Return every entry exactly as written.

** start of LISTED RECORDS **

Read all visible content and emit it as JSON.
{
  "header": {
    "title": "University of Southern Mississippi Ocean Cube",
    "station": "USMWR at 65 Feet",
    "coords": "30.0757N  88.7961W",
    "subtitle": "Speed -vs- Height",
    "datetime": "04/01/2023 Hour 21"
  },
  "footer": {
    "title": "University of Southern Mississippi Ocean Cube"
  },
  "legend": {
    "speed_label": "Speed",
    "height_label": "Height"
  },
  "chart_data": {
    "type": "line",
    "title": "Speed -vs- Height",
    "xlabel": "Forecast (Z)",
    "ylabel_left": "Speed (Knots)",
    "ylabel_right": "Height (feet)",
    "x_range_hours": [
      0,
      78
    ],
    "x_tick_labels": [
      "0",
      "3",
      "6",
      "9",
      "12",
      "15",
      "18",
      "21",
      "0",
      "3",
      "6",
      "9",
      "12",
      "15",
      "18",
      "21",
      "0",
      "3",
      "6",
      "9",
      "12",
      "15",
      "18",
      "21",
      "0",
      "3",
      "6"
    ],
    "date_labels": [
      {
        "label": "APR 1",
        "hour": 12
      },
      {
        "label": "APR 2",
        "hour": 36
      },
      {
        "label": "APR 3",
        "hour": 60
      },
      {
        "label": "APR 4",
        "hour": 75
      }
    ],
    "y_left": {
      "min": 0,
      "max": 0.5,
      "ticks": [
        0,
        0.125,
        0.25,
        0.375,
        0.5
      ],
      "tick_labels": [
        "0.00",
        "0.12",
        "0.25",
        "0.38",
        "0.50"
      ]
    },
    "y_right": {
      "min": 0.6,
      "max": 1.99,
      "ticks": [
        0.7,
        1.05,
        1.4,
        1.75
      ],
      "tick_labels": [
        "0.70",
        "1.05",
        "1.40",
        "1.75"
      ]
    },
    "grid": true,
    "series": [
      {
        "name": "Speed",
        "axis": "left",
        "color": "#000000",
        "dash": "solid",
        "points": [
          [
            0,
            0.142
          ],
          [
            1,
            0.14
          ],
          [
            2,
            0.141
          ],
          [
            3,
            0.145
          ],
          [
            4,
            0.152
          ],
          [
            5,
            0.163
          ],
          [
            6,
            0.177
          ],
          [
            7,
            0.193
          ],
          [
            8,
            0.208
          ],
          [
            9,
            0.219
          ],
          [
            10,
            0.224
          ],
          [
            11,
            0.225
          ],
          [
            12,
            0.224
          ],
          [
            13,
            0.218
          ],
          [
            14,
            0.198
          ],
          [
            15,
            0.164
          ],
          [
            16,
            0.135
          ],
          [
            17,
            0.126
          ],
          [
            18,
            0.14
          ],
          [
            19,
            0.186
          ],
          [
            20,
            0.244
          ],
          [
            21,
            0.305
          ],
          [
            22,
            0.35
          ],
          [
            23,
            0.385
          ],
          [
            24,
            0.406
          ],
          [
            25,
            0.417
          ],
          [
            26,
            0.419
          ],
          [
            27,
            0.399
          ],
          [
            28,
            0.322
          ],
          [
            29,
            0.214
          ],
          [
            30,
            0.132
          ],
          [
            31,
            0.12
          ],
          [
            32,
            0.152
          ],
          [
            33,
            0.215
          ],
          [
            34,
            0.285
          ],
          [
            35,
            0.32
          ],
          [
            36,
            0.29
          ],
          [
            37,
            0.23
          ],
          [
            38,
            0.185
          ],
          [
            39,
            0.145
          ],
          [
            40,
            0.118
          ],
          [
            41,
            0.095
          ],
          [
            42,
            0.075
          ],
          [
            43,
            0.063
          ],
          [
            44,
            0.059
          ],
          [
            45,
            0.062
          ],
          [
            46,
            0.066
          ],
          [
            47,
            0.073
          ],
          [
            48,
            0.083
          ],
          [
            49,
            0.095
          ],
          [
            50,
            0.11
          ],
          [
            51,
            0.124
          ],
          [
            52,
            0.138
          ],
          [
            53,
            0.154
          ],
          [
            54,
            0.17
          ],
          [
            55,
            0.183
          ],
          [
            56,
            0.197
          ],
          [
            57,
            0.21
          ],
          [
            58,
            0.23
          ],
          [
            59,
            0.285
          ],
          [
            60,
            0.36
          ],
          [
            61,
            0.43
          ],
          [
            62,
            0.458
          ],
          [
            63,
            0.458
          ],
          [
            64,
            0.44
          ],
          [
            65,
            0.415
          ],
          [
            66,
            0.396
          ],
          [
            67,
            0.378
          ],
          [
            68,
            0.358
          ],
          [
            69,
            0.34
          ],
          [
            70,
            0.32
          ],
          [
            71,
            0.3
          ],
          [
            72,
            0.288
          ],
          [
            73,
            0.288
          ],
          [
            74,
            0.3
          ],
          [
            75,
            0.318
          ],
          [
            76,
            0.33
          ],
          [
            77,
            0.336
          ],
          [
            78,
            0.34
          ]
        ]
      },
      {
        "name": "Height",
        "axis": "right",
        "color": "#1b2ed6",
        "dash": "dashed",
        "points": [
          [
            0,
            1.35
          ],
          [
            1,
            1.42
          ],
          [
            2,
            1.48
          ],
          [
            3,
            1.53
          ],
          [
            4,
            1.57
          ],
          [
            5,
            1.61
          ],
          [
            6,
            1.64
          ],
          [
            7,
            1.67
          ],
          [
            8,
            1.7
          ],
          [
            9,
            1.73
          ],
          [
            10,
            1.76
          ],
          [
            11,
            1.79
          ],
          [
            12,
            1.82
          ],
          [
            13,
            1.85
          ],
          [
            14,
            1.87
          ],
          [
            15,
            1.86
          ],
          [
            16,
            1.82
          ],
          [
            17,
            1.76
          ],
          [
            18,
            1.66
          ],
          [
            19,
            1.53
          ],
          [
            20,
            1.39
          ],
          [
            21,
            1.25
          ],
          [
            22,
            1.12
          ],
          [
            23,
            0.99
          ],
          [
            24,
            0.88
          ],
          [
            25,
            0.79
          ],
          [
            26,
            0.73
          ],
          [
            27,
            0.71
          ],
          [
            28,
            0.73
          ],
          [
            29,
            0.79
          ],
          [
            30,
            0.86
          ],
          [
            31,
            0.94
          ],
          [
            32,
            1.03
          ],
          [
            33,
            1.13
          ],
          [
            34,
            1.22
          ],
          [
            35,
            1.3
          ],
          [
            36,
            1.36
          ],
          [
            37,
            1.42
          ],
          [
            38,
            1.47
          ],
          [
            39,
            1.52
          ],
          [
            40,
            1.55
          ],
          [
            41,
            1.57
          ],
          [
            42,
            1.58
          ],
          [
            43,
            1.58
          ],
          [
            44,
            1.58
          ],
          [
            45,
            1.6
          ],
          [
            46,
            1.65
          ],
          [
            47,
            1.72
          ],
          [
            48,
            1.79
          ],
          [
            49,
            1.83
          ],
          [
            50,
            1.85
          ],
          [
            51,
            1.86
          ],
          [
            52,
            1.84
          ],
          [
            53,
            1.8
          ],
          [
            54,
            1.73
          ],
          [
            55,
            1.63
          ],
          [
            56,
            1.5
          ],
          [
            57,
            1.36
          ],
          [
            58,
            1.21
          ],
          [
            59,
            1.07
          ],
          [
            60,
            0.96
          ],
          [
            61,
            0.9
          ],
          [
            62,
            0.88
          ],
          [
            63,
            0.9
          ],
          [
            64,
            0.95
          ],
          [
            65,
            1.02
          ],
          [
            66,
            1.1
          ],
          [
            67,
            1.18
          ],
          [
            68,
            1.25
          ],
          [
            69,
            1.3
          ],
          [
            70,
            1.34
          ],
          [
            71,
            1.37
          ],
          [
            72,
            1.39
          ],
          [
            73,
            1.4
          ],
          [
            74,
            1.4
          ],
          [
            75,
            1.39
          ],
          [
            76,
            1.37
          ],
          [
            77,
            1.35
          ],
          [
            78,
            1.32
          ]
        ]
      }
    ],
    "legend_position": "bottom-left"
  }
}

** end of LISTED RECORDS **

EXERCISE RESPONSE
Read all visible content and emit it as JSON.
{
  "header": {
    "title": "University of Southern Mississippi Ocean Cube",
    "station": "USMWR at 65 Feet",
    "coords": "30.0757N  88.7961W",
    "subtitle": "Speed -vs- Height",
    "datetime": "04/01/2023 Hour 21"
  },
  "footer": {
    "title": "University of Southern Mississippi Ocean Cube"
  },
  "legend": {
    "speed_label": "Speed",
    "height_label": "Height"
  },
  "chart_data": {
    "type": "line",
    "title": "Speed -vs- Height",
    "xlabel": "Forecast (Z)",
    "ylabel_left": "Speed (Knots)",
    "ylabel_right": "Height (feet)",
    "x_range_hours": [
      0,
      78
    ],
    "x_tick_labels": [
      "0",
      "3",
      "6",
      "9",
      "12",
      "15",
      "18",
      "21",
      "0",
      "3",
      "6",
      "9",
      "12",
      "15",
      "18",
      "21",
      "0",
      "3",
      "6",
      "9",
      "12",
      "15",
      "18",
      "21",
      "0",
      "3",
      "6"
    ],
    "date_labels": [
      {
        "label": "APR 1",
        "hour": 12
      },
      {
        "label": "APR 2",
        "hour": 36
      },
      {
        "label": "APR 3",
        "hour": 60
      },
      {
        "label": "APR 4",
        "hour": 75
      }
    ],
    "y_left": {
      "min": 0,
      "max": 0.5,
      "ticks": [
        0,
        0.125,
        0.25,
        0.375,
        0.5
      ],
      "tick_labels": [
        "0.00",
        "0.12",
        "0.25",
        "0.38",
        "0.50"
      ]
    },
    "y_right": {
      "min": 0.6,
      "max": 1.99,
      "ticks": [
        0.7,
        1.05,
        1.4,
        1.75
      ],
      "tick_labels": [
        "0.70",
        "1.05",
        "1.40",
        "1.75"
      ]
    },
    "grid": true,
    "series": [
      {
        "name": "Speed",
        "axis": "left",
        "color": "#000000",
        "dash": "solid",
        "points": [
          [
            0,
            0.142
          ],
          [
            1,
            0.14
          ],
          [
            2,
            0.141
          ],
          [
            3,
            0.145
          ],
          [
            4,
            0.152
          ],
          [
            5,
            0.163
          ],
          [
            6,
            0.177
          ],
          [
            7,
            0.193
          ],
          [
            8,
            0.208
          ],
          [
            9,
            0.219
          ],
          [
            10,
            0.224
          ],
          [
            11,
            0.225
          ],
          [
            12,
            0.224
          ],
          [
            13,
            0.218
          ],
          [
            14,
            0.198
          ],
          [
            15,
            0.164
          ],
          [
            16,
            0.135
          ],
          [
            17,
            0.126
          ],
          [
            18,
            0.14
          ],
          [
            19,
            0.186
          ],
          [
            20,
            0.244
          ],
          [
            21,
            0.305
          ],
          [
            22,
            0.35
          ],
          [
            23,
            0.385
          ],
          [
            24,
            0.406
          ],
          [
            25,
            0.417
          ],
          [
            26,
            0.419
          ],
          [
            27,
            0.399
          ],
          [
            28,
            0.322
          ],
          [
            29,
            0.214
          ],
          [
            30,
            0.132
          ],
          [
            31,
            0.12
          ],
          [
            32,
            0.152
          ],
          [
            33,
            0.215
          ],
          [
            34,
            0.285
          ],
          [
            35,
            0.32
          ],
          [
            36,
            0.29
          ],
          [
            37,
            0.23
          ],
          [
            38,
            0.185
          ],
          [
            39,
            0.145
          ],
          [
            40,
            0.118
          ],
          [
            41,
            0.095
          ],
          [
            42,
            0.075
          ],
          [
            43,
            0.063
          ],
          [
            44,
            0.059
          ],
          [
            45,
            0.062
          ],
          [
            46,
            0.066
          ],
          [
            47,
            0.073
          ],
          [
            48,
            0.083
          ],
          [
            49,
            0.095
          ],
          [
            50,
            0.11
          ],
          [
            51,
            0.124
          ],
          [
            52,
            0.138
          ],
          [
            53,
            0.154
          ],
          [
            54,
            0.17
          ],
          [
            55,
            0.183
          ],
          [
            56,
            0.197
          ],
          [
            57,
            0.21
          ],
          [
            58,
            0.23
          ],
          [
            59,
            0.285
          ],
          [
            60,
            0.36
          ],
          [
            61,
            0.43
          ],
          [
            62,
            0.458
          ],
          [
            63,
            0.458
          ],
          [
            64,
            0.44
          ],
          [
            65,
            0.415
          ],
          [
            66,
            0.396
          ],
          [
            67,
            0.378
          ],
          [
            68,
            0.358
          ],
          [
            69,
            0.34
          ],
          [
            70,
            0.32
          ],
          [
            71,
            0.3
          ],
          [
            72,
            0.288
          ],
          [
            73,
            0.288
          ],
          [
            74,
            0.3
          ],
          [
            75,
            0.318
          ],
          [
            76,
            0.33
          ],
          [
            77,
            0.336
          ],
          [
            78,
            0.34
          ]
        ]
      },
      {
        "name": "Height",
        "axis": "right",
        "color": "#1b2ed6",
        "dash": "dashed",
        "points": [
          [
            0,
            1.35
          ],
          [
            1,
            1.42
          ],
          [
            2,
            1.48
          ],
          [
            3,
            1.53
          ],
          [
            4,
            1.57
          ],
          [
            5,
            1.61
          ],
          [
            6,
            1.64
          ],
          [
            7,
            1.67
          ],
          [
            8,
            1.7
          ],
          [
            9,
            1.73
          ],
          [
            10,
            1.76
          ],
          [
            11,
            1.79
          ],
          [
            12,
            1.82
          ],
          [
            13,
            1.85
          ],
          [
            14,
            1.87
          ],
          [
            15,
            1.86
          ],
          [
            16,
            1.82
          ],
          [
            17,
            1.76
          ],
          [
            18,
            1.66
          ],
          [
            19,
            1.53
          ],
          [
            20,
            1.39
          ],
          [
            21,
            1.25
          ],
          [
            22,
            1.12
          ],
          [
            23,
            0.99
          ],
          [
            24,
            0.88
          ],
          [
            25,
            0.79
          ],
          [
            26,
            0.73
          ],
          [
            27,
            0.71
          ],
          [
            28,
            0.73
          ],
          [
            29,
            0.79
          ],
          [
            30,
            0.86
          ],
          [
            31,
            0.94
          ],
          [
            32,
            1.03
          ],
          [
            33,
            1.13
          ],
          [
            34,
            1.22
          ],
          [
            35,
            1.3
          ],
          [
            36,
            1.36
          ],
          [
            37,
            1.42
          ],
          [
            38,
            1.47
          ],
          [
            39,
            1.52
          ],
          [
            40,
            1.55
          ],
          [
            41,
            1.57
          ],
          [
            42,
            1.58
          ],
          [
            43,
            1.58
          ],
          [
            44,
            1.58
          ],
          [
            45,
            1.6
          ],
          [
            46,
            1.65
          ],
          [
            47,
            1.72
          ],
          [
            48,
            1.79
          ],
          [
            49,
            1.83
          ],
          [
            50,
            1.85
          ],
          [
            51,
            1.86
          ],
          [
            52,
            1.84
          ],
          [
            53,
            1.8
          ],
          [
            54,
            1.73
          ],
          [
            55,
            1.63
          ],
          [
            56,
            1.5
          ],
          [
            57,
            1.36
          ],
          [
            58,
            1.21
          ],
          [
            59,
            1.07
          ],
          [
            60,
            0.96
          ],
          [
            61,
            0.9
          ],
          [
            62,
            0.88
          ],
          [
            63,
            0.9
          ],
          [
            64,
            0.95
          ],
          [
            65,
            1.02
          ],
          [
            66,
            1.1
          ],
          [
            67,
            1.18
          ],
          [
            68,
            1.25
          ],
          [
            69,
            1.3
          ],
          [
            70,
            1.34
          ],
          [
            71,
            1.37
          ],
          [
            72,
            1.39
          ],
          [
            73,
            1.4
          ],
          [
            74,
            1.4
          ],
          [
            75,
            1.39
          ],
          [
            76,
            1.37
          ],
          [
            77,
            1.35
          ],
          [
            78,
            1.32
          ]
        ]
      }
    ],
    "legend_position": "bottom-left"
  }
}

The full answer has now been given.